> _YOUR OBJECTIVE_
In the material below, list every line carrying the string "waveform".

___ RECORDS PROVIDED ___

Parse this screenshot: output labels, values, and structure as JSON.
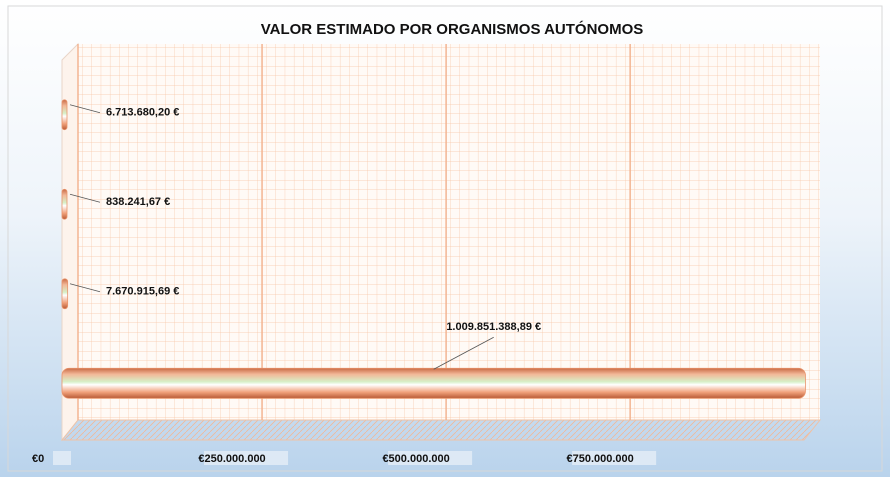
{
  "chart_data": {
    "type": "bar",
    "orientation": "horizontal",
    "title": "VALOR ESTIMADO POR ORGANISMOS AUTÓNOMOS",
    "categories": [
      null,
      null,
      null,
      null
    ],
    "values": [
      6713680.2,
      838241.67,
      7670915.69,
      1009851388.89
    ],
    "value_labels": [
      "6.713.680,20 €",
      "838.241,67 €",
      "7.670.915,69 €",
      "1.009.851.388,89 €"
    ],
    "color": "#e8946c",
    "xlim": [
      0,
      1050000000
    ],
    "xticks": [
      {
        "value": 0,
        "label": "€0"
      },
      {
        "value": 250000000,
        "label": "€250.000.000"
      },
      {
        "value": 500000000,
        "label": "€500.000.000"
      },
      {
        "value": 750000000,
        "label": "€750.000.000"
      }
    ],
    "grid": true
  }
}
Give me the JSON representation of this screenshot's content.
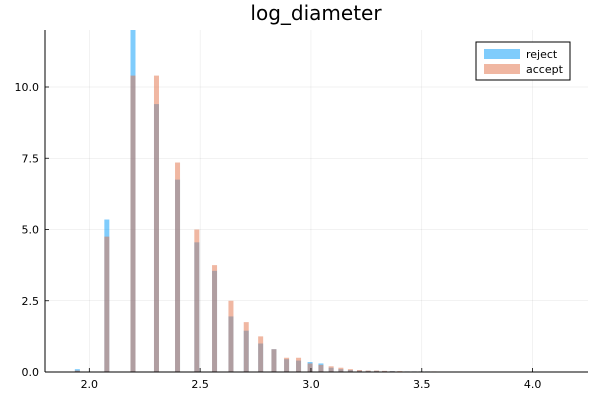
{
  "chart_data": {
    "type": "bar",
    "title": "log_diameter",
    "xlabel": "",
    "ylabel": "",
    "xlim": [
      1.8,
      4.25
    ],
    "ylim": [
      0,
      12
    ],
    "grid": true,
    "legend_position": "top-right",
    "x_ticks": [
      2.0,
      2.5,
      3.0,
      3.5,
      4.0
    ],
    "x_tick_labels": [
      "2.0",
      "2.5",
      "3.0",
      "3.5",
      "4.0"
    ],
    "y_ticks": [
      0,
      2.5,
      5.0,
      7.5,
      10.0
    ],
    "y_tick_labels": [
      "0.0",
      "2.5",
      "5.0",
      "7.5",
      "10.0"
    ],
    "x": [
      1.946,
      2.079,
      2.197,
      2.303,
      2.398,
      2.485,
      2.565,
      2.639,
      2.708,
      2.773,
      2.833,
      2.89,
      2.944,
      2.996,
      3.045,
      3.091,
      3.135,
      3.178,
      3.219,
      3.258,
      3.296,
      3.332,
      3.367,
      3.401,
      3.434,
      3.466,
      3.497,
      3.526,
      3.555,
      3.584,
      3.611,
      3.638,
      3.664,
      3.689,
      3.714,
      3.738,
      3.761,
      3.784,
      3.807,
      3.829,
      3.85,
      3.871,
      3.892,
      3.912,
      3.932,
      3.951,
      3.97,
      3.989,
      4.007,
      4.025
    ],
    "series": [
      {
        "name": "reject",
        "color": "#009AFA",
        "values": [
          0.1,
          5.35,
          12.0,
          9.4,
          6.75,
          4.55,
          3.55,
          1.95,
          1.45,
          1.0,
          0.8,
          0.45,
          0.4,
          0.35,
          0.3,
          0.15,
          0.1,
          0.07,
          0.05,
          0.04,
          0.04,
          0.03,
          0.03,
          0.02,
          0.02,
          0.02,
          0.02,
          0.02,
          0.01,
          0.01,
          0.01,
          0.01,
          0.01,
          0.01,
          0.01,
          0.01,
          0.01,
          0.01,
          0.01,
          0.01,
          0.01,
          0.01,
          0.01,
          0.01,
          0.01,
          0.01,
          0.01,
          0.01,
          0.01,
          0.01
        ]
      },
      {
        "name": "accept",
        "color": "#E26F46",
        "values": [
          0.05,
          4.75,
          10.4,
          10.4,
          7.35,
          5.0,
          3.75,
          2.5,
          1.75,
          1.25,
          0.8,
          0.5,
          0.5,
          0.3,
          0.25,
          0.2,
          0.15,
          0.1,
          0.07,
          0.05,
          0.05,
          0.04,
          0.03,
          0.03,
          0.02,
          0.02,
          0.02,
          0.02,
          0.02,
          0.01,
          0.01,
          0.01,
          0.01,
          0.01,
          0.01,
          0.01,
          0.01,
          0.01,
          0.01,
          0.01,
          0.01,
          0.01,
          0.01,
          0.01,
          0.01,
          0.01,
          0.01,
          0.01,
          0.01,
          0.01
        ]
      }
    ]
  }
}
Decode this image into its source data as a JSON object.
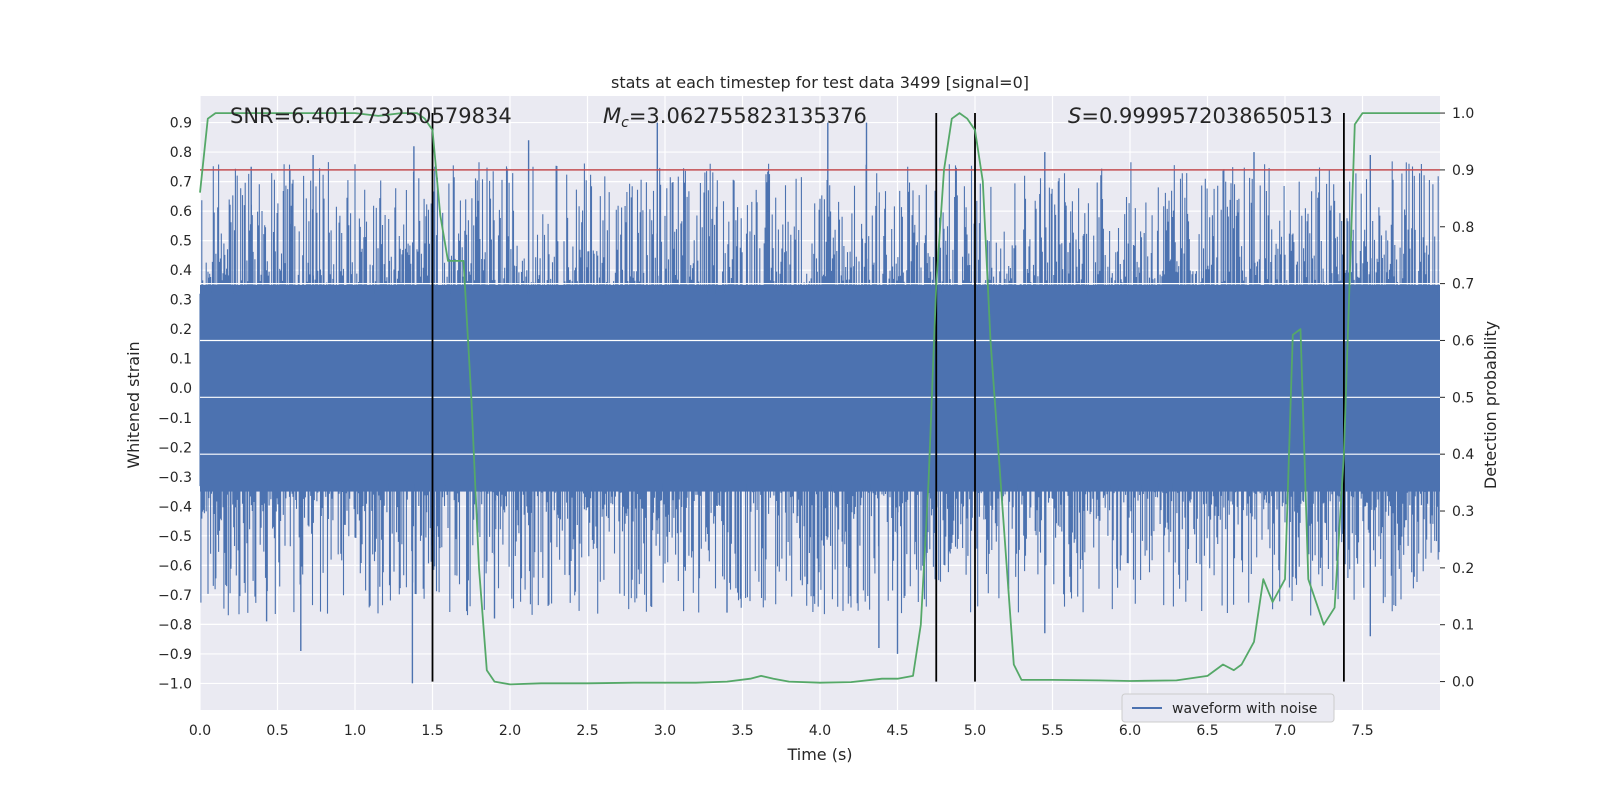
{
  "chart_data": {
    "type": "line",
    "title": "stats at each timestep for test data 3499 [signal=0]",
    "xlabel": "Time (s)",
    "ylabel": "Whitened strain",
    "ylabel_right": "Detection probability",
    "xlim": [
      0.0,
      8.0
    ],
    "ylim": [
      -1.09,
      0.99
    ],
    "ylim_right": [
      -0.05,
      1.03
    ],
    "x_ticks": [
      "0.0",
      "0.5",
      "1.0",
      "1.5",
      "2.0",
      "2.5",
      "3.0",
      "3.5",
      "4.0",
      "4.5",
      "5.0",
      "5.5",
      "6.0",
      "6.5",
      "7.0",
      "7.5"
    ],
    "x_tick_values": [
      0.0,
      0.5,
      1.0,
      1.5,
      2.0,
      2.5,
      3.0,
      3.5,
      4.0,
      4.5,
      5.0,
      5.5,
      6.0,
      6.5,
      7.0,
      7.5
    ],
    "y_ticks": [
      "0.9",
      "0.8",
      "0.7",
      "0.6",
      "0.5",
      "0.4",
      "0.3",
      "0.2",
      "0.1",
      "0.0",
      "−0.1",
      "−0.2",
      "−0.3",
      "−0.4",
      "−0.5",
      "−0.6",
      "−0.7",
      "−0.8",
      "−0.9",
      "−1.0"
    ],
    "y_tick_values": [
      0.9,
      0.8,
      0.7,
      0.6,
      0.5,
      0.4,
      0.3,
      0.2,
      0.1,
      0.0,
      -0.1,
      -0.2,
      -0.3,
      -0.4,
      -0.5,
      -0.6,
      -0.7,
      -0.8,
      -0.9,
      -1.0
    ],
    "y_ticks_right": [
      "1.0",
      "0.9",
      "0.8",
      "0.7",
      "0.6",
      "0.5",
      "0.4",
      "0.3",
      "0.2",
      "0.1",
      "0.0"
    ],
    "y_tick_values_right": [
      1.0,
      0.9,
      0.8,
      0.7,
      0.6,
      0.5,
      0.4,
      0.3,
      0.2,
      0.1,
      0.0
    ],
    "annotations": {
      "snr": "SNR=6.401273250579834",
      "mc_symbol": "M",
      "mc_sub": "c",
      "mc_value": "=3.062755823135376",
      "s_symbol": "S",
      "s_value": "=0.9999572038650513"
    },
    "legend": [
      {
        "label": "waveform with noise",
        "color": "#4c72b0"
      }
    ],
    "threshold_line": {
      "y_right": 0.9,
      "color": "#c44e52"
    },
    "vertical_lines": [
      1.5,
      4.75,
      5.0,
      7.38
    ],
    "waveform": {
      "name": "waveform with noise",
      "color": "#4c72b0",
      "x_range": [
        0.0,
        8.0
      ],
      "core_band": [
        -0.35,
        0.35
      ],
      "peak_samples": [
        {
          "x": 0.33,
          "y": 0.75
        },
        {
          "x": 0.58,
          "y": 0.74
        },
        {
          "x": 0.73,
          "y": 0.79
        },
        {
          "x": 1.38,
          "y": 0.82
        },
        {
          "x": 2.12,
          "y": 0.84
        },
        {
          "x": 2.95,
          "y": 0.9
        },
        {
          "x": 4.05,
          "y": 0.9
        },
        {
          "x": 4.3,
          "y": 0.9
        },
        {
          "x": 5.45,
          "y": 0.8
        },
        {
          "x": 6.8,
          "y": 0.8
        },
        {
          "x": 7.55,
          "y": 0.79
        },
        {
          "x": 0.65,
          "y": -0.89
        },
        {
          "x": 1.37,
          "y": -1.0
        },
        {
          "x": 4.38,
          "y": -0.88
        },
        {
          "x": 4.5,
          "y": -0.9
        },
        {
          "x": 5.45,
          "y": -0.83
        },
        {
          "x": 7.55,
          "y": -0.84
        },
        {
          "x": 0.43,
          "y": -0.79
        },
        {
          "x": 1.9,
          "y": -0.78
        },
        {
          "x": 3.4,
          "y": -0.76
        }
      ]
    },
    "detection_probability": {
      "name": "Detection probability",
      "color": "#55a868",
      "x": [
        0.0,
        0.05,
        0.1,
        0.2,
        0.4,
        0.6,
        0.8,
        1.0,
        1.15,
        1.3,
        1.4,
        1.45,
        1.5,
        1.55,
        1.6,
        1.65,
        1.7,
        1.75,
        1.8,
        1.85,
        1.9,
        2.0,
        2.2,
        2.5,
        2.8,
        3.0,
        3.2,
        3.4,
        3.55,
        3.62,
        3.7,
        3.8,
        4.0,
        4.2,
        4.4,
        4.5,
        4.6,
        4.65,
        4.7,
        4.75,
        4.8,
        4.85,
        4.9,
        4.95,
        5.0,
        5.05,
        5.1,
        5.2,
        5.25,
        5.3,
        5.5,
        5.8,
        6.0,
        6.3,
        6.5,
        6.6,
        6.67,
        6.72,
        6.8,
        6.86,
        6.92,
        7.0,
        7.05,
        7.1,
        7.15,
        7.25,
        7.32,
        7.38,
        7.45,
        7.5,
        7.6,
        7.8,
        8.0
      ],
      "y": [
        0.86,
        0.99,
        1.0,
        1.0,
        1.0,
        1.0,
        1.0,
        1.0,
        0.995,
        1.0,
        1.0,
        0.99,
        0.97,
        0.82,
        0.74,
        0.74,
        0.74,
        0.5,
        0.2,
        0.02,
        0.0,
        -0.005,
        -0.003,
        -0.003,
        -0.002,
        -0.002,
        -0.002,
        0.0,
        0.005,
        0.01,
        0.005,
        0.0,
        -0.002,
        -0.001,
        0.005,
        0.005,
        0.01,
        0.1,
        0.35,
        0.7,
        0.9,
        0.99,
        1.0,
        0.99,
        0.97,
        0.88,
        0.6,
        0.22,
        0.03,
        0.003,
        0.003,
        0.002,
        0.001,
        0.002,
        0.01,
        0.03,
        0.02,
        0.03,
        0.07,
        0.18,
        0.14,
        0.18,
        0.61,
        0.62,
        0.18,
        0.1,
        0.13,
        0.4,
        0.98,
        1.0,
        1.0,
        1.0,
        1.0
      ]
    }
  }
}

___

> _WRITTEN REPLY_
        "label": "waveform with noise",
    "waveform": {
      "name": "waveform with noise",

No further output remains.